▶ _Written problem_: Can you retype every record below exactly as written?

▶ _Supplied records_:
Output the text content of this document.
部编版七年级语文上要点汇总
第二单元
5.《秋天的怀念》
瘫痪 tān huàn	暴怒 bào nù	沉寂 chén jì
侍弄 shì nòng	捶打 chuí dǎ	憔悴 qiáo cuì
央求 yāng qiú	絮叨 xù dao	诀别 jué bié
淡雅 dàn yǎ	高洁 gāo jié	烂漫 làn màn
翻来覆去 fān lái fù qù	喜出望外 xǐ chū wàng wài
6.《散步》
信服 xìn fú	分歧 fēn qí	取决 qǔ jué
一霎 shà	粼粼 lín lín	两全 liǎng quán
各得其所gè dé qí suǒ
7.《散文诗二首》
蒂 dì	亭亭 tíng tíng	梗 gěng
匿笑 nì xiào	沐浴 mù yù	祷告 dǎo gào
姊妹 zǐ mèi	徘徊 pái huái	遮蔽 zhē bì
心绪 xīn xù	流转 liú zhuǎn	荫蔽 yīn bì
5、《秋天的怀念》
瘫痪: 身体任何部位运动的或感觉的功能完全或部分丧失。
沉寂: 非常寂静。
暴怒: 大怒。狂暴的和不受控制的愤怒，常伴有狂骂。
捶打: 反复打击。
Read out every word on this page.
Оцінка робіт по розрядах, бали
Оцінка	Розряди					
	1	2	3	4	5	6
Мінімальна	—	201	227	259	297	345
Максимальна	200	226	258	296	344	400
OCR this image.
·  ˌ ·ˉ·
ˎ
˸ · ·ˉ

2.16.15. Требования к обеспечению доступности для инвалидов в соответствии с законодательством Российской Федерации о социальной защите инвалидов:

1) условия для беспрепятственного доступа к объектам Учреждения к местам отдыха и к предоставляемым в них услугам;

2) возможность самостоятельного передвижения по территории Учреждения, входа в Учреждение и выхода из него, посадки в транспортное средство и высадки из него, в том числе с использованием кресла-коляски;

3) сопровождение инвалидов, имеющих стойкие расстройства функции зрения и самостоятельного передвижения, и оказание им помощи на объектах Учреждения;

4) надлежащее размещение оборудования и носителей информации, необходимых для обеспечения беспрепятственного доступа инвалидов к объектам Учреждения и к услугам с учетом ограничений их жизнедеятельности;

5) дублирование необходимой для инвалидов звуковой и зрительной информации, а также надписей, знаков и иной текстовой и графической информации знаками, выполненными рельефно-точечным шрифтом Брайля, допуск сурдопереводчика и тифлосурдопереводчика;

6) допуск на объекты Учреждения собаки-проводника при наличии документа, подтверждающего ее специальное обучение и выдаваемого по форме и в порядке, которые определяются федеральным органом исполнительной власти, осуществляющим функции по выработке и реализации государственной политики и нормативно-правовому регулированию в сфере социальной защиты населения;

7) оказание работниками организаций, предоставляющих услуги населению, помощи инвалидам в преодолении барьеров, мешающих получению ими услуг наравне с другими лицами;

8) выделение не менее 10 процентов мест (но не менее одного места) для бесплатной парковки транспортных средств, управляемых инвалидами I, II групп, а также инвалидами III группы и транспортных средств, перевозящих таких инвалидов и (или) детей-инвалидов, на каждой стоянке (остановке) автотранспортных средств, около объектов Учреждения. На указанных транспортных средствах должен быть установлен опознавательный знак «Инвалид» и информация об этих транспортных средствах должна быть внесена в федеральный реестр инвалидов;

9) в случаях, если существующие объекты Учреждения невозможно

▶ _Exercise solution_:
Output the text content of this document.
部编版七年级语文上要点汇总
第二单元
5.《秋天的怀念》
瘫痪 tān huàn	暴怒 bào nù	沉寂 chén jì
侍弄 shì nòng	捶打 chuí dǎ	憔悴 qiáo cuì
央求 yāng qiú	絮叨 xù dao	诀别 jué bié
淡雅 dàn yǎ	高洁 gāo jié	烂漫 làn màn
翻来覆去 fān lái fù qù	喜出望外 xǐ chū wàng wài
6.《散步》
信服 xìn fú	分歧 fēn qí	取决 qǔ jué
一霎 shà	粼粼 lín lín	两全 liǎng quán
各得其所gè dé qí suǒ
7.《散文诗二首》
蒂 dì	亭亭 tíng tíng	梗 gěng
匿笑 nì xiào	沐浴 mù yù	祷告 dǎo gào
姊妹 zǐ mèi	徘徊 pái huái	遮蔽 zhē bì
心绪 xīn xù	流转 liú zhuǎn	荫蔽 yīn bì
5、《秋天的怀念》
瘫痪: 身体任何部位运动的或感觉的功能完全或部分丧失。
沉寂: 非常寂静。
暴怒: 大怒。狂暴的和不受控制的愤怒，常伴有狂骂。
捶打: 反复打击。
Read out every word on this page.
Оцінка робіт по розрядах, бали
Оцінка	Розряди					
	1	2	3	4	5	6
Мінімальна	—	201	227	259	297	345
Максимальна	200	226	258	296	344	400
OCR this image.
·  ˌ ·ˉ·
ˎ
˸ · ·ˉ

2.16.15. Требования к обеспечению доступности для инвалидов в соответствии с законодательством Российской Федерации о социальной защите инвалидов:

1) условия для беспрепятственного доступа к объектам Учреждения к местам отдыха и к предоставляемым в них услугам;

2) возможность самостоятельного передвижения по территории Учреждения, входа в Учреждение и выхода из него, посадки в транспортное средство и высадки из него, в том числе с использованием кресла-коляски;

3) сопровождение инвалидов, имеющих стойкие расстройства функции зрения и самостоятельного передвижения, и оказание им помощи на объектах Учреждения;

4) надлежащее размещение оборудования и носителей информации, необходимых для обеспечения беспрепятственного доступа инвалидов к объектам Учреждения и к услугам с учетом ограничений их жизнедеятельности;

5) дублирование необходимой для инвалидов звуковой и зрительной информации, а также надписей, знаков и иной текстовой и графической информации знаками, выполненными рельефно-точечным шрифтом Брайля, допуск сурдопереводчика и тифлосурдопереводчика;

6) допуск на объекты Учреждения собаки-проводника при наличии документа, подтверждающего ее специальное обучение и выдаваемого по форме и в порядке, которые определяются федеральным органом исполнительной власти, осуществляющим функции по выработке и реализации государственной политики и нормативно-правовому регулированию в сфере социальной защиты населения;

7) оказание работниками организаций, предоставляющих услуги населению, помощи инвалидам в преодолении барьеров, мешающих получению ими услуг наравне с другими лицами;

8) выделение не менее 10 процентов мест (но не менее одного места) для бесплатной парковки транспортных средств, управляемых инвалидами I, II групп, а также инвалидами III группы и транспортных средств, перевозящих таких инвалидов и (или) детей-инвалидов, на каждой стоянке (остановке) автотранспортных средств, около объектов Учреждения. На указанных транспортных средствах должен быть установлен опознавательный знак «Инвалид» и информация об этих транспортных средствах должна быть внесена в федеральный реестр инвалидов;

9) в случаях, если существующие объекты Учреждения невозможно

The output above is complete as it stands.